Pull every line containing "halleyo" from the entries.

Supplied information →
================================

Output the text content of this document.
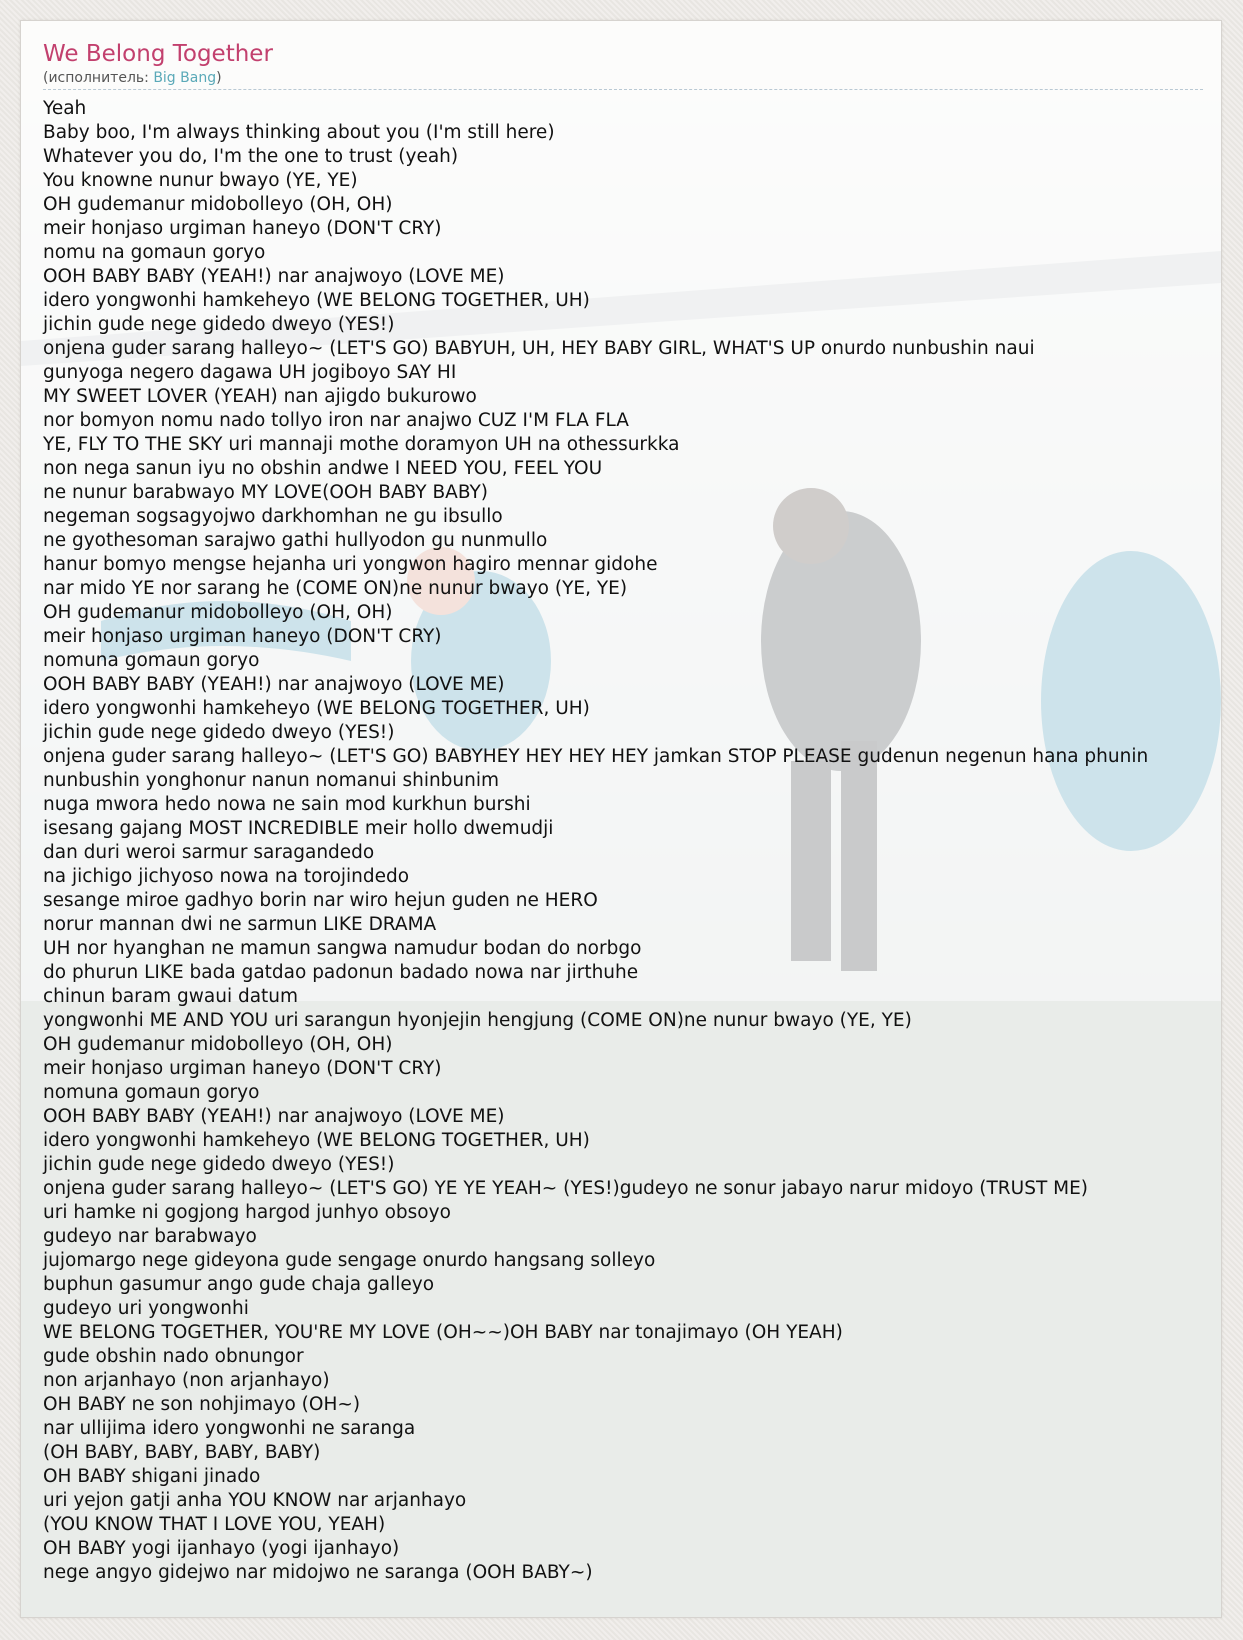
We Belong Together
(исполнитель: Big Bang)
Yeah
Baby boo, I'm always thinking about you (I'm still here)
Whatever you do, I'm the one to trust (yeah)
You knowne nunur bwayo (YE, YE)
OH gudemanur midobolleyo (OH, OH)
meir honjaso urgiman haneyo (DON'T CRY)
nomu na gomaun goryo
OOH BABY BABY (YEAH!) nar anajwoyo (LOVE ME)
idero yongwonhi hamkeheyo (WE BELONG TOGETHER, UH)
jichin gude nege gidedo dweyo (YES!)
onjena guder sarang halleyo~ (LET'S GO) BABYUH, UH, HEY BABY GIRL, WHAT'S UP onurdo nunbushin naui
gunyoga negero dagawa UH jogiboyo SAY HI
MY SWEET LOVER (YEAH) nan ajigdo bukurowo
nor bomyon nomu nado tollyo iron nar anajwo CUZ I'M FLA FLA
YE, FLY TO THE SKY uri mannaji mothe doramyon UH na othessurkka
non nega sanun iyu no obshin andwe I NEED YOU, FEEL YOU
ne nunur barabwayo MY LOVE(OOH BABY BABY)
negeman sogsagyojwo darkhomhan ne gu ibsullo
ne gyothesoman sarajwo gathi hullyodon gu nunmullo
hanur bomyo mengse hejanha uri yongwon hagiro mennar gidohe
nar mido YE nor sarang he (COME ON)ne nunur bwayo (YE, YE)
OH gudemanur midobolleyo (OH, OH)
meir honjaso urgiman haneyo (DON'T CRY)
nomuna gomaun goryo
OOH BABY BABY (YEAH!) nar anajwoyo (LOVE ME)
idero yongwonhi hamkeheyo (WE BELONG TOGETHER, UH)
jichin gude nege gidedo dweyo (YES!)
onjena guder sarang halleyo~ (LET'S GO) BABYHEY HEY HEY HEY jamkan STOP PLEASE gudenun negenun hana phunin
nunbushin yonghonur nanun nomanui shinbunim
nuga mwora hedo nowa ne sain mod kurkhun burshi
isesang gajang MOST INCREDIBLE meir hollo dwemudji
dan duri weroi sarmur saragandedo
na jichigo jichyoso nowa na torojindedo
sesange miroe gadhyo borin nar wiro hejun guden ne HERO
norur mannan dwi ne sarmun LIKE DRAMA
UH nor hyanghan ne mamun sangwa namudur bodan do norbgo
do phurun LIKE bada gatdao padonun badado nowa nar jirthuhe
chinun baram gwaui datum
yongwonhi ME AND YOU uri sarangun hyonjejin hengjung (COME ON)ne nunur bwayo (YE, YE)
OH gudemanur midobolleyo (OH, OH)
meir honjaso urgiman haneyo (DON'T CRY)
nomuna gomaun goryo
OOH BABY BABY (YEAH!) nar anajwoyo (LOVE ME)
idero yongwonhi hamkeheyo (WE BELONG TOGETHER, UH)
jichin gude nege gidedo dweyo (YES!)
onjena guder sarang halleyo~ (LET'S GO) YE YE YEAH~ (YES!)gudeyo ne sonur jabayo narur midoyo (TRUST ME)
uri hamke ni gogjong hargod junhyo obsoyo
gudeyo nar barabwayo
jujomargo nege gideyona gude sengage onurdo hangsang solleyo
buphun gasumur ango gude chaja galleyo
gudeyo uri yongwonhi
WE BELONG TOGETHER, YOU'RE MY LOVE (OH~~)OH BABY nar tonajimayo (OH YEAH)
gude obshin nado obnungor
non arjanhayo (non arjanhayo)
OH BABY ne son nohjimayo (OH~)
nar ullijima idero yongwonhi ne saranga
(OH BABY, BABY, BABY, BABY)
OH BABY shigani jinado
uri yejon gatji anha YOU KNOW nar arjanhayo
(YOU KNOW THAT I LOVE YOU, YEAH)
OH BABY yogi ijanhayo (yogi ijanhayo)
nege angyo gidejwo nar midojwo ne saranga (OOH BABY~)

================================

Solved problem →
onjena guder sarang halleyo~ (LET'S GO) BABYUH, UH, HEY BABY GIRL, WHAT'S UP onurdo nunbushin naui
onjena guder sarang halleyo~ (LET'S GO) BABYHEY HEY HEY HEY jamkan STOP PLEASE gudenun negenun hana phunin
onjena guder sarang halleyo~ (LET'S GO) YE YE YEAH~ (YES!)gudeyo ne sonur jabayo narur midoyo (TRUST ME)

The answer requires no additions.